→ WORK REQUIRED
Extract each line of the data below exactly as written.

→ INPUT DATA
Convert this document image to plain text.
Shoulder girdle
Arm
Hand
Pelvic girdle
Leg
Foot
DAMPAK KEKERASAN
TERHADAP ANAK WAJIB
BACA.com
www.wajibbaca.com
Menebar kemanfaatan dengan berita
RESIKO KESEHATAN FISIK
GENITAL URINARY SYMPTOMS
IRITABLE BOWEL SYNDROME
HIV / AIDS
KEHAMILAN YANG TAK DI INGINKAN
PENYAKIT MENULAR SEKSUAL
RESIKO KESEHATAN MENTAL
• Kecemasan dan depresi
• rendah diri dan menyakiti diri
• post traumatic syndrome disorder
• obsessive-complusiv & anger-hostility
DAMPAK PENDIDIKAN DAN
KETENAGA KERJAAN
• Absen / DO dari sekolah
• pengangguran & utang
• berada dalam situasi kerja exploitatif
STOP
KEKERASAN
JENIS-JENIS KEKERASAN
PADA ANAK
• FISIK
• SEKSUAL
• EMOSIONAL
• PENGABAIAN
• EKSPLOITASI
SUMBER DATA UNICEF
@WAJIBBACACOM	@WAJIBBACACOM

→ WRITTEN ANSWER
Convert this document image to plain text.
Shoulder girdle
Arm
Hand
Pelvic girdle
Leg
Foot
DAMPAK KEKERASAN
TERHADAP ANAK WAJIB
BACA.com
www.wajibbaca.com
Menebar kemanfaatan dengan berita
RESIKO KESEHATAN FISIK
GENITAL URINARY SYMPTOMS
IRITABLE BOWEL SYNDROME
HIV / AIDS
KEHAMILAN YANG TAK DI INGINKAN
PENYAKIT MENULAR SEKSUAL
RESIKO KESEHATAN MENTAL
• Kecemasan dan depresi
• rendah diri dan menyakiti diri
• post traumatic syndrome disorder
• obsessive-complusiv & anger-hostility
DAMPAK PENDIDIKAN DAN
KETENAGA KERJAAN
• Absen / DO dari sekolah
• pengangguran & utang
• berada dalam situasi kerja exploitatif
STOP
KEKERASAN
JENIS-JENIS KEKERASAN
PADA ANAK
• FISIK
• SEKSUAL
• EMOSIONAL
• PENGABAIAN
• EKSPLOITASI
SUMBER DATA UNICEF
@WAJIBBACACOM	@WAJIBBACACOM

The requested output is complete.